■ Data rows:
(begin)
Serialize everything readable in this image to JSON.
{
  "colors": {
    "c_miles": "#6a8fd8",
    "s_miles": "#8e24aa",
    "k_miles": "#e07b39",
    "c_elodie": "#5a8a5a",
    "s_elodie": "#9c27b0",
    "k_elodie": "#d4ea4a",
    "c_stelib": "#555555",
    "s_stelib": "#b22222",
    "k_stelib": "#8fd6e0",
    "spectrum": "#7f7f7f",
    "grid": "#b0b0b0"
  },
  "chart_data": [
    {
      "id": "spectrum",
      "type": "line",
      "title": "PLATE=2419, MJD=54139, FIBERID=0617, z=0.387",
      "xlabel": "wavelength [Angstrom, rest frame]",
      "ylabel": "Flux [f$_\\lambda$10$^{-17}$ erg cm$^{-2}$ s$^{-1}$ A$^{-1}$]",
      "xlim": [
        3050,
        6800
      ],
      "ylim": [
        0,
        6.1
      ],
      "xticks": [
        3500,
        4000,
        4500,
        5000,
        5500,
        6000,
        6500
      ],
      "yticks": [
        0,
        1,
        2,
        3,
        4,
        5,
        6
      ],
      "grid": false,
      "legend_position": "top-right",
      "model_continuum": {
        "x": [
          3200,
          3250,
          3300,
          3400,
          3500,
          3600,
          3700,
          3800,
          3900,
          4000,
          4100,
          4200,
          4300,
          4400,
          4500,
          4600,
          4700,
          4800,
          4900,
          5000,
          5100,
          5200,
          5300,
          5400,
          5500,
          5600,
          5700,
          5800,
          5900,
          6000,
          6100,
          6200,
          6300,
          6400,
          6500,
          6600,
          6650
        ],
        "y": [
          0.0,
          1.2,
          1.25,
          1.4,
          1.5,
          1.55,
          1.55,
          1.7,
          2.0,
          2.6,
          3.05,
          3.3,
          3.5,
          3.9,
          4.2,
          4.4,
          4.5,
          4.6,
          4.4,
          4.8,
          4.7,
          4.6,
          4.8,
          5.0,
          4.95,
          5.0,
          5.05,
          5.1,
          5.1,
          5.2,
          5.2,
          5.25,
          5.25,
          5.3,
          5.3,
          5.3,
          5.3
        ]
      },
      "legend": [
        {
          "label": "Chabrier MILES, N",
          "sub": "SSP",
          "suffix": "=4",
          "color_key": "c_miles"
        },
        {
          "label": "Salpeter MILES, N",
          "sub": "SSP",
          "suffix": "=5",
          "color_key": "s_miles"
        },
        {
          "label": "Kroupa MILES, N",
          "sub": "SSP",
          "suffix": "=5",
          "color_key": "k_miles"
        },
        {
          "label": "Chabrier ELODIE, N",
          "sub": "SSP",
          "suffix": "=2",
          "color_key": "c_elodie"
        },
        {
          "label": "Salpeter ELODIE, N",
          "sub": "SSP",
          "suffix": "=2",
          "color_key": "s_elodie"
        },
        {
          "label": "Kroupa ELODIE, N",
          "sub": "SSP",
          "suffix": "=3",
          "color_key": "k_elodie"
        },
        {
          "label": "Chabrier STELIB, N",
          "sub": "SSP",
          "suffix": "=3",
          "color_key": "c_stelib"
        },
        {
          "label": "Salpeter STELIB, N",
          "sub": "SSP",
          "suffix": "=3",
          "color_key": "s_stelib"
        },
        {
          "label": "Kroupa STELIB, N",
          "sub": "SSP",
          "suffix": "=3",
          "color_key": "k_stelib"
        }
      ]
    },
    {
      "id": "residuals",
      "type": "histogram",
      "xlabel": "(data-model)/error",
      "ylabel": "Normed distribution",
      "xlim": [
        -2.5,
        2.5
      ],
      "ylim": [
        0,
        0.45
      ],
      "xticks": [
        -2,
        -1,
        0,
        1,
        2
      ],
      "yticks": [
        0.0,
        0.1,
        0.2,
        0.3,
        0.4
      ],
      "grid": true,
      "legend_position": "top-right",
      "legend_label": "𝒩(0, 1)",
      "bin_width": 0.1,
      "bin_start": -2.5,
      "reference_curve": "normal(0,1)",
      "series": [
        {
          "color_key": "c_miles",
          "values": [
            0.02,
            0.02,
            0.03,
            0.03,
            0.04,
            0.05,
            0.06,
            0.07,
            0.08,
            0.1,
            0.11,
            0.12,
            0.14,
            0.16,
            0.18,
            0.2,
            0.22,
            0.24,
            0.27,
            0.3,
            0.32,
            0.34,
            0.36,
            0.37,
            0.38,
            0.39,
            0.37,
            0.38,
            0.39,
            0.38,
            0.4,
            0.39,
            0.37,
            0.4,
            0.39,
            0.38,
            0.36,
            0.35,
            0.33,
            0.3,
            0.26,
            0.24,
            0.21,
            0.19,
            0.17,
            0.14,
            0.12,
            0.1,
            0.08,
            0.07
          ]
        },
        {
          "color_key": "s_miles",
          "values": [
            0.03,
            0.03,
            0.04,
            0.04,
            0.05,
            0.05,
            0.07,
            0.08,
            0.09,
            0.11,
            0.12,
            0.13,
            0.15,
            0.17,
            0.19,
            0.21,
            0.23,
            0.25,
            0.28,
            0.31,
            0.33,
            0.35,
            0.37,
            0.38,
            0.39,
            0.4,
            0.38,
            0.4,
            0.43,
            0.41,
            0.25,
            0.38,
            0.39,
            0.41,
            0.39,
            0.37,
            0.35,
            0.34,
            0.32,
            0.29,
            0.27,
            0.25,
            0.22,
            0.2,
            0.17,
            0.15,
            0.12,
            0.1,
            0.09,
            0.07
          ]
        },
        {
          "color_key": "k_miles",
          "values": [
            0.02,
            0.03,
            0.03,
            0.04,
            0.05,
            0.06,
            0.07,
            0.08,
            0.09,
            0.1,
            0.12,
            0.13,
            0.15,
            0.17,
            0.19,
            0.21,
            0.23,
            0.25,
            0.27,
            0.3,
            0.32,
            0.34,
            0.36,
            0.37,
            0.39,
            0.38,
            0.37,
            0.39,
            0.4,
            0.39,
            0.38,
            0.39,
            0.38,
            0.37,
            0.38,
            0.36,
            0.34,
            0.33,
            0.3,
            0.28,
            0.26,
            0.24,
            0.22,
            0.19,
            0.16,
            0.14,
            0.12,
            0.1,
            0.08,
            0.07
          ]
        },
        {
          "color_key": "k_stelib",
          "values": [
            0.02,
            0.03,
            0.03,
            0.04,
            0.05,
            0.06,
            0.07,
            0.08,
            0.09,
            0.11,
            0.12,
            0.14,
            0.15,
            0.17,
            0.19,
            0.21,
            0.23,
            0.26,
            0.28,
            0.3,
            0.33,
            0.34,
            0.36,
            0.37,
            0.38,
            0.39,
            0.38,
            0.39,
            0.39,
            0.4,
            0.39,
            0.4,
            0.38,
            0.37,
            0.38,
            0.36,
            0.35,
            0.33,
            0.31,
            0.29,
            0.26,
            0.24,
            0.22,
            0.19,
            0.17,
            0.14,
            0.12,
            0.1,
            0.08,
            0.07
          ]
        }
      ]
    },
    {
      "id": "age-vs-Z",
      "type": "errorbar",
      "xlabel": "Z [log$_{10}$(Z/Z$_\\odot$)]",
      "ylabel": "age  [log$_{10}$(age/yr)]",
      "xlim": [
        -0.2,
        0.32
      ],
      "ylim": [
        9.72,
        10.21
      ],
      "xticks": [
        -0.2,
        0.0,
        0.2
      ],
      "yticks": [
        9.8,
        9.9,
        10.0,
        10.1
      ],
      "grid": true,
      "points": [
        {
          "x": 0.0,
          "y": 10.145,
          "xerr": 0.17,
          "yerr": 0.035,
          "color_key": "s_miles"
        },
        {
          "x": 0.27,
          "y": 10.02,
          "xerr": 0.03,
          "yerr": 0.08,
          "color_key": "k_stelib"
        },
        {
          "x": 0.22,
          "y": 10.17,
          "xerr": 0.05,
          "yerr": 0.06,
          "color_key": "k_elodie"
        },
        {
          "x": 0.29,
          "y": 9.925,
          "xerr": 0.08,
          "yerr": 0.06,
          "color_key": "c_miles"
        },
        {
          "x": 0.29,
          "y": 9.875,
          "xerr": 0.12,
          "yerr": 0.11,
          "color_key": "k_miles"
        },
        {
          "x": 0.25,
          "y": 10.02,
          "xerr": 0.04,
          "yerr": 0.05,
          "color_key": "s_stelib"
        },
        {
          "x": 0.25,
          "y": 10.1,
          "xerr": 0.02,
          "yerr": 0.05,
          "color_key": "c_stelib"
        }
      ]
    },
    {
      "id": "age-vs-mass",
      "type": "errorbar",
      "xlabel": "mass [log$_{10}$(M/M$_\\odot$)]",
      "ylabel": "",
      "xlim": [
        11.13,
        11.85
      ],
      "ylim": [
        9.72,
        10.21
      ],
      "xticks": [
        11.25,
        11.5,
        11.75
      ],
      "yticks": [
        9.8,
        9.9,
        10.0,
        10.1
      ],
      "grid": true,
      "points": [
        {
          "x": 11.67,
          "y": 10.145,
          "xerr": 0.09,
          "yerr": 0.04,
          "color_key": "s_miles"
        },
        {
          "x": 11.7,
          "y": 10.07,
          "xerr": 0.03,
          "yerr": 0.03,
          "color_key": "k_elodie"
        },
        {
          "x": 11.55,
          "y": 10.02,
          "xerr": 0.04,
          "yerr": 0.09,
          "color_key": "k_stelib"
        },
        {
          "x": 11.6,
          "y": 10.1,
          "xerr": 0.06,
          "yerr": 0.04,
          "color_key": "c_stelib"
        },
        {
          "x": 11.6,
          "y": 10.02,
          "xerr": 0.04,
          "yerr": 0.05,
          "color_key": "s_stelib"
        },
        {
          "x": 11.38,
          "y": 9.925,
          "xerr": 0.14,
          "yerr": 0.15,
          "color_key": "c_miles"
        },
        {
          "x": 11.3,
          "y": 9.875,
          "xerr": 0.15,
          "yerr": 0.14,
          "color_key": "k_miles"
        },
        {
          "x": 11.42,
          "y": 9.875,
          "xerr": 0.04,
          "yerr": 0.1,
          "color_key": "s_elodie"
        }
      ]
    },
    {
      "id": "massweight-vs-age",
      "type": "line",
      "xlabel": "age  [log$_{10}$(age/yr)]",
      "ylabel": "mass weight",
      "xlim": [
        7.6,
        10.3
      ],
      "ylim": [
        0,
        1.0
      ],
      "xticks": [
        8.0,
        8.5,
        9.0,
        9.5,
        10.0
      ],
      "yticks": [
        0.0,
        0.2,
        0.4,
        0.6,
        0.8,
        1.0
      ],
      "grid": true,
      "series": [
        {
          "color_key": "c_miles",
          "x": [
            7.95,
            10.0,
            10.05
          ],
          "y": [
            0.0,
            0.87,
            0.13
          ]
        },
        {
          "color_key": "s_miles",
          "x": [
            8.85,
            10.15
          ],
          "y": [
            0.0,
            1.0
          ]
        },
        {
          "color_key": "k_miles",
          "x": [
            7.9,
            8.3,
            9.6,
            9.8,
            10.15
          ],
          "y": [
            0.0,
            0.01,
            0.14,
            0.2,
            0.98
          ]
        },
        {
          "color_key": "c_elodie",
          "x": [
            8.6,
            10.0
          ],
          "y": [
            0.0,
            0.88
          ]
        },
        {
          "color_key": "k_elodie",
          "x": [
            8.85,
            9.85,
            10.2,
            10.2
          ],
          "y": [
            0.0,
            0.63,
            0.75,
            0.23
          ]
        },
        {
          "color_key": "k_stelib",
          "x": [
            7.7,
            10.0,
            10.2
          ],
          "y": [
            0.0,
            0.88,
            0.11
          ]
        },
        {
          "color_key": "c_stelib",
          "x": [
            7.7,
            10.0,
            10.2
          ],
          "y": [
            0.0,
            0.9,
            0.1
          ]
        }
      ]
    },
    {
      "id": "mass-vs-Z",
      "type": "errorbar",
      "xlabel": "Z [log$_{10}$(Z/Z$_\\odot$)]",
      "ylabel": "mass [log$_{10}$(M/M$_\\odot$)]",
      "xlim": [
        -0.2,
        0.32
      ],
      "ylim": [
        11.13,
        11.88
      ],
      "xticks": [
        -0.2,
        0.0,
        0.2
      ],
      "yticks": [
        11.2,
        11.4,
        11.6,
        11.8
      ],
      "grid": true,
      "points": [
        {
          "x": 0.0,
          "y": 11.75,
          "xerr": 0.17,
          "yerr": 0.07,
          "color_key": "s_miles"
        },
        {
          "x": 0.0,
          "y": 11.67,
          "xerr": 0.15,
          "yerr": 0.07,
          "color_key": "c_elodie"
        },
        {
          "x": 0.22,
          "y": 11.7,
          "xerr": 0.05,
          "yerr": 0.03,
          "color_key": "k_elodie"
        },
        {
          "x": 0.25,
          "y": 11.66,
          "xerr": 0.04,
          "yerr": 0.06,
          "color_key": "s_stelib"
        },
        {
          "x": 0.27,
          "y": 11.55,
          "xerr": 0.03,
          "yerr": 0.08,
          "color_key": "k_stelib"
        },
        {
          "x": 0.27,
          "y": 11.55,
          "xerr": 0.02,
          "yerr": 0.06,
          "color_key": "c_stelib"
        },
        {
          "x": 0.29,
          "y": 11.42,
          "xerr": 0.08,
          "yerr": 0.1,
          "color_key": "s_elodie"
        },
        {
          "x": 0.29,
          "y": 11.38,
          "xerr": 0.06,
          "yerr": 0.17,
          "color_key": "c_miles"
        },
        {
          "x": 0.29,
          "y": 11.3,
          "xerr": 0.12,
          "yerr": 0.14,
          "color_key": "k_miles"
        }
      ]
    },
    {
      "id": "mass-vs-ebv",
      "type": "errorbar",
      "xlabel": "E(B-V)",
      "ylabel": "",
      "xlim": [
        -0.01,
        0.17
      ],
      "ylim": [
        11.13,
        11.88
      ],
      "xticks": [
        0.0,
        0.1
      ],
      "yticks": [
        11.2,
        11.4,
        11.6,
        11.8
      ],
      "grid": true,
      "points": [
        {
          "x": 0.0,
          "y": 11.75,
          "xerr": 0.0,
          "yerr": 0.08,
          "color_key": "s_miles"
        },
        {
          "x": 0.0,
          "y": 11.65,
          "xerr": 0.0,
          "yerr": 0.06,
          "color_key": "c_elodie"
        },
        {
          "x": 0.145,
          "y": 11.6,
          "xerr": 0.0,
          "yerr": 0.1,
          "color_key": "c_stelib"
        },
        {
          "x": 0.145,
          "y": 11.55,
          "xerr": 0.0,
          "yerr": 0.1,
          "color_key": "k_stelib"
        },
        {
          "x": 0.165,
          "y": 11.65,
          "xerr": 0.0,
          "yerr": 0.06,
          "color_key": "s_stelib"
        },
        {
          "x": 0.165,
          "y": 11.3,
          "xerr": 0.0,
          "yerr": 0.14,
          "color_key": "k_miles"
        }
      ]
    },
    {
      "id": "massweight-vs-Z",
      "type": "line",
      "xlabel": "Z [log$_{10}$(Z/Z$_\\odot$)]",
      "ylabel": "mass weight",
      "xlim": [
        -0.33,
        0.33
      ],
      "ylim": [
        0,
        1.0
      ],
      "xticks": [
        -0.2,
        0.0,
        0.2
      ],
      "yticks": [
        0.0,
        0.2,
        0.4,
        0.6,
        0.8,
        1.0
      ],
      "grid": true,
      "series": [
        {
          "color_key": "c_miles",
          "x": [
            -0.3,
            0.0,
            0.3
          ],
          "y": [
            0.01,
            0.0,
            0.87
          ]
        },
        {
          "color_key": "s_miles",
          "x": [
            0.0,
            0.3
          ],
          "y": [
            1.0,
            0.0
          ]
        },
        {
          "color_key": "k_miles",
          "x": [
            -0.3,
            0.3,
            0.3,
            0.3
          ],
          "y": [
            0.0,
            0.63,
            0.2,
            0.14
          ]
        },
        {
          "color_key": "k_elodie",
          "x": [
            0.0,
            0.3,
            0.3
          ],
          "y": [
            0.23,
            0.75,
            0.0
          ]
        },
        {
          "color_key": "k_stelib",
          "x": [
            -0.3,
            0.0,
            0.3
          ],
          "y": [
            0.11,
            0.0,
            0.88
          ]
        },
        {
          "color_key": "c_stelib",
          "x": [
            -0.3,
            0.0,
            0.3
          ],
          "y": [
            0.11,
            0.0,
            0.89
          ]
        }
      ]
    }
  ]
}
(end)
(begin)
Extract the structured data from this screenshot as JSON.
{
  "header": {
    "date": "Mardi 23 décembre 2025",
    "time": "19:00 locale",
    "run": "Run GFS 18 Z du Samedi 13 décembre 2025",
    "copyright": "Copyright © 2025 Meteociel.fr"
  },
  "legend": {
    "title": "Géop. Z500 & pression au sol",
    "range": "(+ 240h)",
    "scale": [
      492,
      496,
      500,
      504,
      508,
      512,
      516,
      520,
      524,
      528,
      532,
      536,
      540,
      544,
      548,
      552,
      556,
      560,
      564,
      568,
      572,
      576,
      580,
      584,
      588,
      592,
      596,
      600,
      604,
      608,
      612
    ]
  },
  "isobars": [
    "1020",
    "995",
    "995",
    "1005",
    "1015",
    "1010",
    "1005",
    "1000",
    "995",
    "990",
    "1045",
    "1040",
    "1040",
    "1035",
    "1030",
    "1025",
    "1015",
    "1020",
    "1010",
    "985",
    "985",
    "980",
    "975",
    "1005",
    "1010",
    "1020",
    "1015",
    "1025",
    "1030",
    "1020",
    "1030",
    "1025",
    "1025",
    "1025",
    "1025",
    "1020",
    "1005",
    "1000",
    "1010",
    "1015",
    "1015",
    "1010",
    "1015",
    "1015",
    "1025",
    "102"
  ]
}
(end)
■ Stated problem:
Find each line in the records holding the string "massweight" and show it.

■ Expected output:
      "id": "massweight-vs-age",
      "id": "massweight-vs-Z",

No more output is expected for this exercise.